■ What you have to do
Copy the data that follows exactly. Include no pictures.

■ Supplied records

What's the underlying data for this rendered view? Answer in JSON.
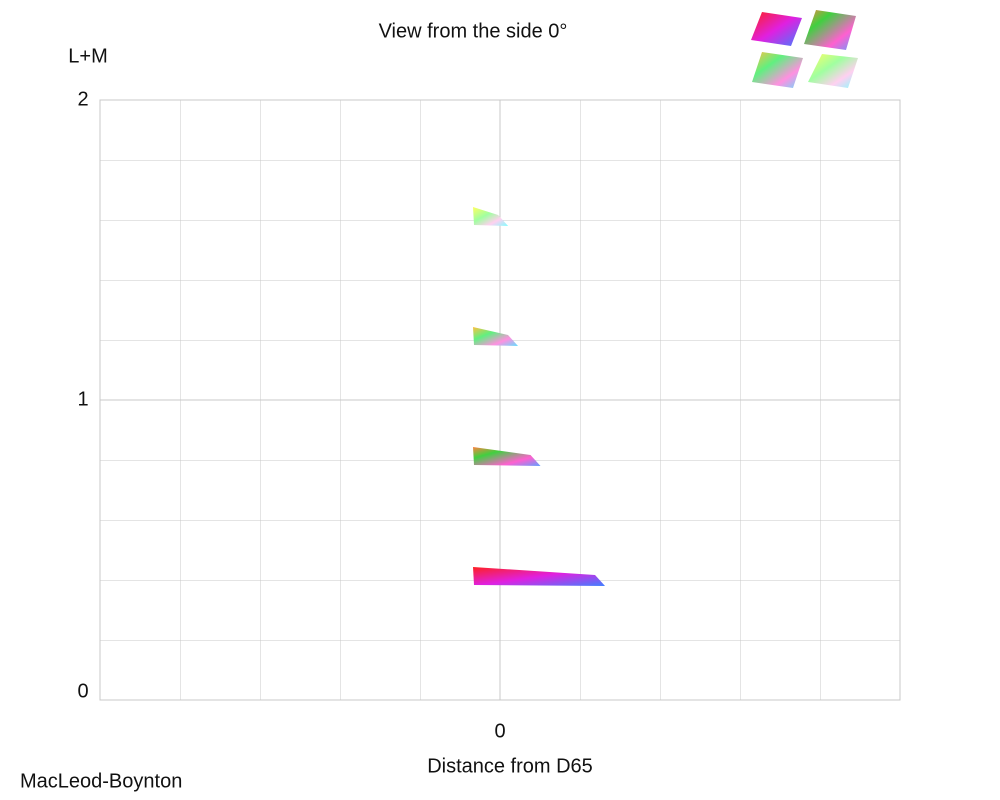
{
  "chart_data": {
    "type": "slices",
    "title": "View from the side 0°",
    "y_label": "L+M",
    "x_label": "Distance from D65",
    "footer": "MacLeod-Boynton",
    "values": [
      0.4,
      0.8,
      1.2,
      1.6
    ],
    "extents": [
      0.35,
      0.135,
      0.06,
      0.027
    ],
    "ylim": [
      0,
      2
    ],
    "yticks": [
      0,
      1,
      2
    ],
    "xlim": [
      -1.333,
      1.333
    ],
    "xticks": [
      0
    ],
    "grid": true
  }
}
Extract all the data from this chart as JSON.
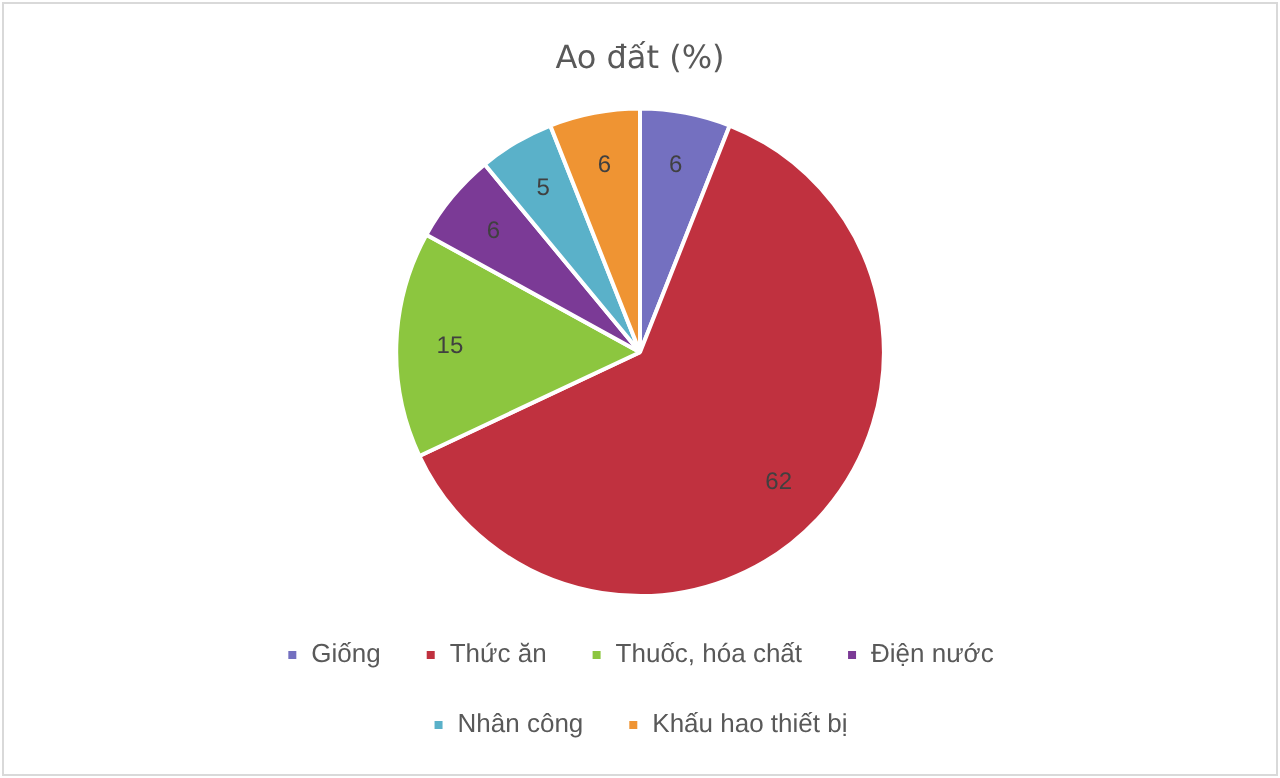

■ Correct result
What's the underlying data for this rendered view? Answer in JSON.
{
  "chart_data": {
    "type": "slices",
    "title": "View from the side 0°",
    "y_label": "L+M",
    "x_label": "Distance from D65",
    "footer": "MacLeod-Boynton",
    "values": [
      0.4,
      0.8,
      1.2,
      1.6
    ],
    "extents": [
      0.35,
      0.135,
      0.06,
      0.027
    ],
    "ylim": [
      0,
      2
    ],
    "yticks": [
      0,
      1,
      2
    ],
    "xlim": [
      -1.333,
      1.333
    ],
    "xticks": [
      0
    ],
    "grid": true
  }
}
Extract all the data from this chart as JSON.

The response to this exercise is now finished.